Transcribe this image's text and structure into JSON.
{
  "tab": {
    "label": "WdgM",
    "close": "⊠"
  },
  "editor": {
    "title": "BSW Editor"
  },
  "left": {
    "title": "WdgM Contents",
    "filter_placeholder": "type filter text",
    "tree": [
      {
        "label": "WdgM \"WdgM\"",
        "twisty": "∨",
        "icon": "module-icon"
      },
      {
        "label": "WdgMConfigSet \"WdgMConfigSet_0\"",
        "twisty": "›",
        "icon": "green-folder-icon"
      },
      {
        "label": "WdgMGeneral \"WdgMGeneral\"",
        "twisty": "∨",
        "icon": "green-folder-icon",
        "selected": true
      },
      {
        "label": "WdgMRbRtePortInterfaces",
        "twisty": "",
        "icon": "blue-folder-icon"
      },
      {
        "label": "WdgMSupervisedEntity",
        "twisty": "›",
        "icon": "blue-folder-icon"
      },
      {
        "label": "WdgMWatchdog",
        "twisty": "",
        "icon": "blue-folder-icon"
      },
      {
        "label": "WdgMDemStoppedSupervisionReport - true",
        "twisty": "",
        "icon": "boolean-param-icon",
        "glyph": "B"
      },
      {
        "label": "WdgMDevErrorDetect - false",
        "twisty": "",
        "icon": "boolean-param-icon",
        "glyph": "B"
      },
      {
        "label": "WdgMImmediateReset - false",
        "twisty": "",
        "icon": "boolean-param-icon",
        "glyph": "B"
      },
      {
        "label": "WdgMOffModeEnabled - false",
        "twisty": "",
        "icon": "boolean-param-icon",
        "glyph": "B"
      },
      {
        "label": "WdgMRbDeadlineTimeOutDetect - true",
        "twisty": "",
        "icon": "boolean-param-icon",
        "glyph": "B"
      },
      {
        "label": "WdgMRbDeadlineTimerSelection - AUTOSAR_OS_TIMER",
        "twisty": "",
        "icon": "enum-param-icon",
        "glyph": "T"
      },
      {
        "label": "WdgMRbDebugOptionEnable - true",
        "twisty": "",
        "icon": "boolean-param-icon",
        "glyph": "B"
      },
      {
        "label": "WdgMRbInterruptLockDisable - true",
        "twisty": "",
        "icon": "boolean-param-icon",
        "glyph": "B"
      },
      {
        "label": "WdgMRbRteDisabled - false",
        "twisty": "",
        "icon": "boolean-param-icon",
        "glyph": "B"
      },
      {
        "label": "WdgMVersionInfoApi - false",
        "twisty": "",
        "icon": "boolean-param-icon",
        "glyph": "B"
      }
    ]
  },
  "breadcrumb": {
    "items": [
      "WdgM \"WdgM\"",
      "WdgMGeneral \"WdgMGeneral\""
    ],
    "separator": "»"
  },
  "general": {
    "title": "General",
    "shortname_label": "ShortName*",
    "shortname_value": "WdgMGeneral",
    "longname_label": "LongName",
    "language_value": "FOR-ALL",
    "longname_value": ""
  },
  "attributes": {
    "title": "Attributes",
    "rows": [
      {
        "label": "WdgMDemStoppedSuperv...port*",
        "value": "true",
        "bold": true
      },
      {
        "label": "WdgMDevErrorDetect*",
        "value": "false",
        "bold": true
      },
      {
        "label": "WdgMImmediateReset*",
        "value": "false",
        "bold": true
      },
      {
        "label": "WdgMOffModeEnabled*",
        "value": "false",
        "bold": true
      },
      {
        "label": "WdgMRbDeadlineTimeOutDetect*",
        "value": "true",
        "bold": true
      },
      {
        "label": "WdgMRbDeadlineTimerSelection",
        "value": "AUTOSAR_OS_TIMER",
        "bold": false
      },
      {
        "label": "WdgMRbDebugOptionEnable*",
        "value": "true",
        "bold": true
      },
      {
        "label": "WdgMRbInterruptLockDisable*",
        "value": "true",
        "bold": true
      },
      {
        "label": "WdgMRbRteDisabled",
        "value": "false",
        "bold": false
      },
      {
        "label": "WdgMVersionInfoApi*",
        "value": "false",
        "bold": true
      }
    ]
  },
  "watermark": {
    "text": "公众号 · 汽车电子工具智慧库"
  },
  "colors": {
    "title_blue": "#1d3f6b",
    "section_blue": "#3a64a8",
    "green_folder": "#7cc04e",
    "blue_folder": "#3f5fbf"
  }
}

◆ ◆ ◆ ◆ ◆

WHAT THE TASK ASKS> Copy out the full listing exactly.

COMPLETED EXERCISE>
Transcribe this image's text and structure into JSON.
{
  "tab": {
    "label": "WdgM",
    "close": "⊠"
  },
  "editor": {
    "title": "BSW Editor"
  },
  "left": {
    "title": "WdgM Contents",
    "filter_placeholder": "type filter text",
    "tree": [
      {
        "label": "WdgM \"WdgM\"",
        "twisty": "∨",
        "icon": "module-icon"
      },
      {
        "label": "WdgMConfigSet \"WdgMConfigSet_0\"",
        "twisty": "›",
        "icon": "green-folder-icon"
      },
      {
        "label": "WdgMGeneral \"WdgMGeneral\"",
        "twisty": "∨",
        "icon": "green-folder-icon",
        "selected": true
      },
      {
        "label": "WdgMRbRtePortInterfaces",
        "twisty": "",
        "icon": "blue-folder-icon"
      },
      {
        "label": "WdgMSupervisedEntity",
        "twisty": "›",
        "icon": "blue-folder-icon"
      },
      {
        "label": "WdgMWatchdog",
        "twisty": "",
        "icon": "blue-folder-icon"
      },
      {
        "label": "WdgMDemStoppedSupervisionReport - true",
        "twisty": "",
        "icon": "boolean-param-icon",
        "glyph": "B"
      },
      {
        "label": "WdgMDevErrorDetect - false",
        "twisty": "",
        "icon": "boolean-param-icon",
        "glyph": "B"
      },
      {
        "label": "WdgMImmediateReset - false",
        "twisty": "",
        "icon": "boolean-param-icon",
        "glyph": "B"
      },
      {
        "label": "WdgMOffModeEnabled - false",
        "twisty": "",
        "icon": "boolean-param-icon",
        "glyph": "B"
      },
      {
        "label": "WdgMRbDeadlineTimeOutDetect - true",
        "twisty": "",
        "icon": "boolean-param-icon",
        "glyph": "B"
      },
      {
        "label": "WdgMRbDeadlineTimerSelection - AUTOSAR_OS_TIMER",
        "twisty": "",
        "icon": "enum-param-icon",
        "glyph": "T"
      },
      {
        "label": "WdgMRbDebugOptionEnable - true",
        "twisty": "",
        "icon": "boolean-param-icon",
        "glyph": "B"
      },
      {
        "label": "WdgMRbInterruptLockDisable - true",
        "twisty": "",
        "icon": "boolean-param-icon",
        "glyph": "B"
      },
      {
        "label": "WdgMRbRteDisabled - false",
        "twisty": "",
        "icon": "boolean-param-icon",
        "glyph": "B"
      },
      {
        "label": "WdgMVersionInfoApi - false",
        "twisty": "",
        "icon": "boolean-param-icon",
        "glyph": "B"
      }
    ]
  },
  "breadcrumb": {
    "items": [
      "WdgM \"WdgM\"",
      "WdgMGeneral \"WdgMGeneral\""
    ],
    "separator": "»"
  },
  "general": {
    "title": "General",
    "shortname_label": "ShortName*",
    "shortname_value": "WdgMGeneral",
    "longname_label": "LongName",
    "language_value": "FOR-ALL",
    "longname_value": ""
  },
  "attributes": {
    "title": "Attributes",
    "rows": [
      {
        "label": "WdgMDemStoppedSuperv...port*",
        "value": "true",
        "bold": true
      },
      {
        "label": "WdgMDevErrorDetect*",
        "value": "false",
        "bold": true
      },
      {
        "label": "WdgMImmediateReset*",
        "value": "false",
        "bold": true
      },
      {
        "label": "WdgMOffModeEnabled*",
        "value": "false",
        "bold": true
      },
      {
        "label": "WdgMRbDeadlineTimeOutDetect*",
        "value": "true",
        "bold": true
      },
      {
        "label": "WdgMRbDeadlineTimerSelection",
        "value": "AUTOSAR_OS_TIMER",
        "bold": false
      },
      {
        "label": "WdgMRbDebugOptionEnable*",
        "value": "true",
        "bold": true
      },
      {
        "label": "WdgMRbInterruptLockDisable*",
        "value": "true",
        "bold": true
      },
      {
        "label": "WdgMRbRteDisabled",
        "value": "false",
        "bold": false
      },
      {
        "label": "WdgMVersionInfoApi*",
        "value": "false",
        "bold": true
      }
    ]
  },
  "watermark": {
    "text": "公众号 · 汽车电子工具智慧库"
  },
  "colors": {
    "title_blue": "#1d3f6b",
    "section_blue": "#3a64a8",
    "green_folder": "#7cc04e",
    "blue_folder": "#3f5fbf"
  }
}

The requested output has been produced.